* Problem *
In the Disney blog post below, write out everything from "Sure, Disney isn’t" down to "lives are valued.", changing "Ursula" to "Cruella".

* Page extract *
____________
Tuesday, October 6, 2009

Disney Movies are Good for your Kids


I think that Giroux definitely had some good points in his article and Disney definitely had some questionable, underlying messages and stereotypes. I mean, Disney movies even have subliminal messages embedded into their text that are incredibly sexual!! I posted a picture before of The Rescuers where there is the image of a naked woman in the background. Here it is again:


Sure, Disney isn’t all perfect and has it’s occasional racial/gender stereotype and seems to reinforce society’s notion that skinny, thin girls are attractive and fat, unattractive women like Ursula are “bad” and “evil”. However, I feel that children are too young to grasp onto these meaning and even fully understand the stereotypes that are embedded into Disney movies. No young girl is going to finish watching Beauty and the Beast and feel that “Belle simply becomes another woman whose life is valued for solving a man’s problem” (59), nor will they feel like they have to solve a man’s problem before their lives are valued.
____________
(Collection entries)

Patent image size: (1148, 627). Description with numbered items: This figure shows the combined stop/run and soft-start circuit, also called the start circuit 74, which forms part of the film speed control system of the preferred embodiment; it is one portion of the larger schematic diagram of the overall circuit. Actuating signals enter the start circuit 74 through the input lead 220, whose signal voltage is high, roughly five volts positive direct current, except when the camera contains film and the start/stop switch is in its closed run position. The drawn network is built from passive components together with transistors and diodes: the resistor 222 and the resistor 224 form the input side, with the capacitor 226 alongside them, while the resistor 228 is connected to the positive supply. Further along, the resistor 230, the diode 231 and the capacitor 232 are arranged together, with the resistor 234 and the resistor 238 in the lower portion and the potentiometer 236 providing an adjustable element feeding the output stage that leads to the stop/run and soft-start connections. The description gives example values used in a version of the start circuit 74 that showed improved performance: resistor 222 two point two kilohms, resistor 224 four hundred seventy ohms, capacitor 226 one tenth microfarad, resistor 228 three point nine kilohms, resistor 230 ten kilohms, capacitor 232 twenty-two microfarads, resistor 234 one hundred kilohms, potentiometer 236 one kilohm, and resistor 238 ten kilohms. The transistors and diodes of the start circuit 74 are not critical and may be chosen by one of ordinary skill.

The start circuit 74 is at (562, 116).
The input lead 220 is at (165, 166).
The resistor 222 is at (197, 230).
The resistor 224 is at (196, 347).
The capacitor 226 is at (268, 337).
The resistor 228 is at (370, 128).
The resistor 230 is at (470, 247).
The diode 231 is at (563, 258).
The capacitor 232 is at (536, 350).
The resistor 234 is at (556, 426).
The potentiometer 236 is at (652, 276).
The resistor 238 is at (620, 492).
____________
* Completed task *
Sure, Disney isn’t all perfect and has it’s occasional racial/gender stereotype and seems to reinforce society’s notion that skinny, thin girls are attractive and fat, unattractive women like Cruella are “bad” and “evil”. However, I feel that children are too young to grasp onto these meaning and even fully understand the stereotypes that are embedded into Disney movies. No young girl is going to finish watching Beauty and the Beast and feel that “Belle simply becomes another woman whose life is valued for solving a man’s problem” (59), nor will they feel like they have to solve a man’s problem before their lives are valued.